Los hechos ocurrieron a escasos 30 metros de nosotros, al interior de otra vecindad de la cuadra. El narcomenudista asesinado frisaba los cuarenta años: era delgado, de baja estatura, algo encorvado, pero inspiraba temor y respeto. Tenía una relación casi simbiótica con su motocicleta. César y yo admirábamos su actitud desenfadada y esa aura de hombre intocable que no tiene que alzar la voz ni ser violento para ser respetado. Esa imagen era producto de un imaginario alimentado de ficciones sobre la mafia y el barrio, como las películas Sangre por sangre (1993) y Los hijos de la calle (1996).
Para los niños que fuimos, él era un modelo a seguir.
César y yo, días después, difundimos entre otros amigos, familia y vecinos, una y otra vez, hasta el cansancio, la insólita historia del relámpago y la bala.
Una luz cegadora ilumina el momento en el que una bala atraviesa un cuerpo. Esa imagen encierra una belleza misteriosa y un tipo de crueldad que soy, y seré, incapaz de comprender.
—¿Por qué lo mataron? –pregunto.
—Seguro traía pedos con alguien o vete tú a saber –responde Omar.
Cambiamos de tema. No sé por qué, quizá sólo para romper el silencio, pero les cuento que la noche anterior me soñé sin dientes.
—¡Chale! Mi abuela dice que si sueñas con eso alguien se va a morir –dice César.
Nunca imaginé que ese presagio se cumpliría unos años después.
***
Era una mañana fría de noviembre de 2005. Mi madre entró a mi cuarto y me despertó.
—¡Levántate, hijo! ¡Mataron a César!
—¡¿Qué?!
“¿En dónde estoy?”, me pregunté, adormilado. Mi madre me zangoloteó. Desperté por completo, al fin, pero la pesadilla no estaba adentro, sino afuera.
Era domingo. Me levanté, un mareo me recorrió y provocó que me tambaleara.
—¡Tranquilo! –gritó y después me agarró fuerte del brazo. La luz de la mañana se filtraba por las cortinas y me cegaba, así que me tallé los ojos, y luego me dijo–: No te me vayas a poner mal, hijo.
—¿Por qué lo mataron? –volví a lanzar esa pregunta años después, pero ahora con los ojos anegados.
Llevábamos menos de un año viviendo en Chalco, Estado de México, así que todavía no nos acostumbrábamos a la nueva casa, a la Unidad Habitacional y al crecimiento urbano desordenado que, poco a poco, como gangrena, devoraba todos los vestigios de la vida rural. Mi madre seguía deprimida porque extrañaba vivir en la Santa María la Ribera. Yo, al contrario, desde que me mudé aquí, apenas a 30 kilómetros de distancia, me sentía más tranquilo, como si hubiera abandonado un país en guerra. “Había crecido allí, pero nunca me había sentido como en casa”, escribió Donald Ray Pollock, en uno de los cuentos incluido en su libro Knockemstiff. Y así me sentía entonces respecto a mi lugar de origen. A mediados de 2005 mis padres vendieron la “casa” de la vecindad.

## Registros mostrados

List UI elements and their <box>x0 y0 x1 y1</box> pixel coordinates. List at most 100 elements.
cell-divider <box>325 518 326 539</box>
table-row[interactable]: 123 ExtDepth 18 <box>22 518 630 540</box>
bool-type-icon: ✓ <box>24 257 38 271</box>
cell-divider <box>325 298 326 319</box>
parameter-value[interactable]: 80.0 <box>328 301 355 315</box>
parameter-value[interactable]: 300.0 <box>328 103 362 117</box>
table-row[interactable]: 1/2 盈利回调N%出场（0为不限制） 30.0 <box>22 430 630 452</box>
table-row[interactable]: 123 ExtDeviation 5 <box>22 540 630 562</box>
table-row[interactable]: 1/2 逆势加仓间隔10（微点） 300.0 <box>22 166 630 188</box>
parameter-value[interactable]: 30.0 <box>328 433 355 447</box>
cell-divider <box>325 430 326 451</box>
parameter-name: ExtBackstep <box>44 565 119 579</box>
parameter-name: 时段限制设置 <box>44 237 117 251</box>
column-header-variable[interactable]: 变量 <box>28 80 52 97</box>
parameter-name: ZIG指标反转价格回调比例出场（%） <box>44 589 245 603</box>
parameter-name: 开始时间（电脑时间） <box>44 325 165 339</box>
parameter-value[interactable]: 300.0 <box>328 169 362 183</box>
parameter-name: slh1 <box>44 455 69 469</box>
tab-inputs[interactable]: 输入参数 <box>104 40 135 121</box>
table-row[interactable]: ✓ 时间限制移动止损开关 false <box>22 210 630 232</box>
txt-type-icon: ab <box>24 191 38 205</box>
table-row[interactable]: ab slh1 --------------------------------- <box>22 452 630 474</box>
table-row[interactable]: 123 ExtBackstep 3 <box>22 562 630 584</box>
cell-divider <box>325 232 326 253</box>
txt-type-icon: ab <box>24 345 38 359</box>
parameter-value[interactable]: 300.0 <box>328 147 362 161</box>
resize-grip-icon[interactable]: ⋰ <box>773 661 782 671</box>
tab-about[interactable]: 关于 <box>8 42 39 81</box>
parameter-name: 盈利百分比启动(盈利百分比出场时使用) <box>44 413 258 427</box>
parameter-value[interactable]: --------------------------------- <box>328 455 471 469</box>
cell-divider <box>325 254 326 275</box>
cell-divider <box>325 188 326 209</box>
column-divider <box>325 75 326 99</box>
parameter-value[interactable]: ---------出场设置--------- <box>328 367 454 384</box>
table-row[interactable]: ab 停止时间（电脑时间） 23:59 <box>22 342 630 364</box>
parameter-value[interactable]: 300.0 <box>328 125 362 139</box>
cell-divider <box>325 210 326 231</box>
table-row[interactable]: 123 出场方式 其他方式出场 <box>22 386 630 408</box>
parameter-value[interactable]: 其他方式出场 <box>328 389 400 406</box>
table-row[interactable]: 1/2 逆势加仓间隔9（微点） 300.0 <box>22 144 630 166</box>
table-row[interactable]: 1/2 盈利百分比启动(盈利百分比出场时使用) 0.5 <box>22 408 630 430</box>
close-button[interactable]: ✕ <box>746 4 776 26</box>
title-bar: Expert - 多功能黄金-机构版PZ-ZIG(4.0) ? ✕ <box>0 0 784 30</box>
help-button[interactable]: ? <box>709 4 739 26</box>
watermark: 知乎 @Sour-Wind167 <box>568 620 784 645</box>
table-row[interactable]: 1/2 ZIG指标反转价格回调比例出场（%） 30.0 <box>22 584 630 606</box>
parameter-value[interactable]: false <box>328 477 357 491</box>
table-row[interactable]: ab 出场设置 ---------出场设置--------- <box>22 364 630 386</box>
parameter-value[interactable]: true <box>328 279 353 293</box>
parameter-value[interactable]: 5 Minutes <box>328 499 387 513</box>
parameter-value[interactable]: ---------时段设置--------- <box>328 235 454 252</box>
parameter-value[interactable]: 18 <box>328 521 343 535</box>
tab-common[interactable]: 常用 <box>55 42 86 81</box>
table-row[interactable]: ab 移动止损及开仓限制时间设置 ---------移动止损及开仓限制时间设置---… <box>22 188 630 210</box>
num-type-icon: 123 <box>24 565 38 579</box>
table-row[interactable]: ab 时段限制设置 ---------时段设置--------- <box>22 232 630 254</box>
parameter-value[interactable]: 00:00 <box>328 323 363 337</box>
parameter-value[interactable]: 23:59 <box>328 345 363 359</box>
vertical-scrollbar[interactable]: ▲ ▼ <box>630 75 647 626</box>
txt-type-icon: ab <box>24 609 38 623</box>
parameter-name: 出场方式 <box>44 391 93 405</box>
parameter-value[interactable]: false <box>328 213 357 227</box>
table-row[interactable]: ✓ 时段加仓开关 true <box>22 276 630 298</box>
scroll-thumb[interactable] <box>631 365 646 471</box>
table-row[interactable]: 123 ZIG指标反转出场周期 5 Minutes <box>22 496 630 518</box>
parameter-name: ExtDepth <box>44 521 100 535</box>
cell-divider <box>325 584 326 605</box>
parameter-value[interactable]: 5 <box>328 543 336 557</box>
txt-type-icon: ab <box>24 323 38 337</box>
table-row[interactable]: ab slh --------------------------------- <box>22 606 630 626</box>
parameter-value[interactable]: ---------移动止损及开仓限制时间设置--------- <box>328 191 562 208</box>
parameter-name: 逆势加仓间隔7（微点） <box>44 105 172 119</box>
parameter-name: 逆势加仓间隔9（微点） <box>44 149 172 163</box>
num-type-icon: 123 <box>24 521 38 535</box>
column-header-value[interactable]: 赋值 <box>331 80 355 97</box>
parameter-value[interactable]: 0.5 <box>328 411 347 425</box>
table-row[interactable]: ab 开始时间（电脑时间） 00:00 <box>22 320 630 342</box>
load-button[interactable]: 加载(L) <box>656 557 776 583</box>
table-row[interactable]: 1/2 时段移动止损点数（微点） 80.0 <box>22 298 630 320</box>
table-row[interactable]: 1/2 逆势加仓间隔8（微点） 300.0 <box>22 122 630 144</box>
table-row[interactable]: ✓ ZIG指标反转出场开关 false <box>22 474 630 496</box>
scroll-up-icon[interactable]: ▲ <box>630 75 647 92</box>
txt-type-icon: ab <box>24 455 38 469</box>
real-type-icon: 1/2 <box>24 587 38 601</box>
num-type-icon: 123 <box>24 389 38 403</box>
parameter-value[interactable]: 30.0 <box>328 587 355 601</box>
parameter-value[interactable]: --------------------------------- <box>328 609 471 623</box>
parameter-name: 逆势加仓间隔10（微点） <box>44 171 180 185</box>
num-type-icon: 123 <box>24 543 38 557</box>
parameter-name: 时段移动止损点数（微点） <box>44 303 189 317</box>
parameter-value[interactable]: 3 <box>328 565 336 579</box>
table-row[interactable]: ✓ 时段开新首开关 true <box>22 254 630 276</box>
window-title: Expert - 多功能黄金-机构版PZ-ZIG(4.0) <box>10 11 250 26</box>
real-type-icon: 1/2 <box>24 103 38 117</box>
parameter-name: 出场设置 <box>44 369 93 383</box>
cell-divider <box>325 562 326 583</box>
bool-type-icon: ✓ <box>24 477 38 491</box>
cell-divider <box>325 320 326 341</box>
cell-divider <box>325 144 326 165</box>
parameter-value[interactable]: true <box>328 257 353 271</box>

## Para trabajar
1. Responde estas preguntas sobre el relato:
(a) ¿Qué edad tenía aproximadamente el narcomenudista asesinado?
(b) Según la abuela de César, ¿qué anuncia soñar que uno está sin dientes?
(c) ¿En qué mes y año la madre despierta al narrador para darle la noticia sobre César?
2. Resume en menos palabras el párrafo del relato que empieza con «Llevábamos menos de un año viviendo en Chalco» y conserva sus datos principales.
3. Prosigue el relato a partir de su última oración, la venta de la «casa» de la vecindad.

## Respuestas en orden
1.
(a) Frisaba los cuarenta años.
(b) Que alguien se va a morir.
(c) En noviembre de 2005.

2. Hacía menos de un año que vivíamos en Chalco, Estado de México, y aún no nos adaptábamos a la casa, a la Unidad Habitacional ni al crecimiento urbano desordenado que iba devorando lo rural. Mi madre seguía deprimida porque extrañaba la Santa María la Ribera. Yo, en cambio, a solo 30 kilómetros de allí, me sentía más tranquilo, como si hubiera dejado un país en guerra, y, como en la frase de Donald Ray Pollock en Knockemstiff, sentía que había crecido en mi lugar de origen sin sentirlo nunca mi casa. A mediados de 2005 mis padres vendieron la «casa» de la vecindad.

3.
En ese contexto recibí la noticia de la muerte de mi amigo.
Mi madre lloraba. Su relación con César fue compleja: lo consideraba una mala influencia para mí, pero, a pesar de eso, en el fondo, le tenía cariño. Me senté al filo de la cama, me temblaban las manos, y ella me contó que una ráfaga de balas atravesó el pecho de César. Hubo una fiesta en la cerrada de Limón. Hasta ahí llegó otro joven, otro de nuestros conocidos de la infancia, con quien César se había enemistado. En la madrugada, en medio del baile, alguien tocó el hombro de uno de mis más entrañables amigos.
—Te buscan allá afuera.
—¿Quién? –respondió César, extrañado.
—No sé… Pero están muy insistentes.
Lo nombraron tres veces, me contaron los testigos. Mi amigo salió y se encontró, frente a frente, con ese conocido de nuestra infancia, quien, sin mediar palabra, abrió fuego contra él.
César se sumó a las filas de la delincuencia desde los 17 años. Se dedicaba al robo a mano armada, aunque sé que —y eso no es un paliativo para las víctimas de sus delitos— nunca disparó su arma contra un inocente.
Sé que, por supuesto, tengo un sesgo y no puedo juzgarlo por sus actos delictivos, injustificables en sí mismos, porque me unía a él algo indisoluble: una amistad construida en la furia, en la rabia del barrio, en los silencios tristes. Y, sobre todo, en mi “debilidad”: al crecer engrosé la fila de los “putos”, los “pocos huevos”, los “que no traemos fierro”, o cualquier otro calificativo patriarcal con el que los varones de los bajos fondos atacamos nuestra frágil virilidad.
Bebí y me drogué con él muchas veces. A mí me gustaba fumar piedra; a él, inhalar monas de sabores. A pesar de ese abismo que se abría entre nosotros, siempre me protegió y me salvó, en varias ocasiones, de ese cuadrante letal que forman las calles de Cedro, Eligio Ancona, Nogal, Peral, Sauce y Limón.
Sé que, poco antes de morir, su papá, que trabajaba como jefe de locaciones de una casa productora, lo metió a “jalar cables”, como él decía, a la industria audiovisual. No sé si eso supuso un cambio en su vida. Nunca le pregunté a César si había dejado de delinquir.
La última vez que hablé con él, a través del chat de Windows Live Messenger, me contó que estaba en Acapulco grabando un comercial. Hablamos del futuro, de filmar algún día un cortometraje de nuestra vida en el barrio. Yo cursaba el primer trimestre de la carrera de Comunicación Social en la UAM Xochimilco.
—¡A huevo! Un día vamos a trabajar juntos, carnal –me prometió.
—Ojalá que sí –le respondí.
No recuerdo el resto de nuestra conversación. Es probable que él se haya despedido de mí con un ¡yastas!
Su cuerpo quedó tendido sobre la calle de Nogal. Fue baleado a las afueras del domicilio del narcomenudista asesinado la noche del relámpago. César terminó emparentado con la familia de ese hombre, en una extraña y desgraciada coincidencia.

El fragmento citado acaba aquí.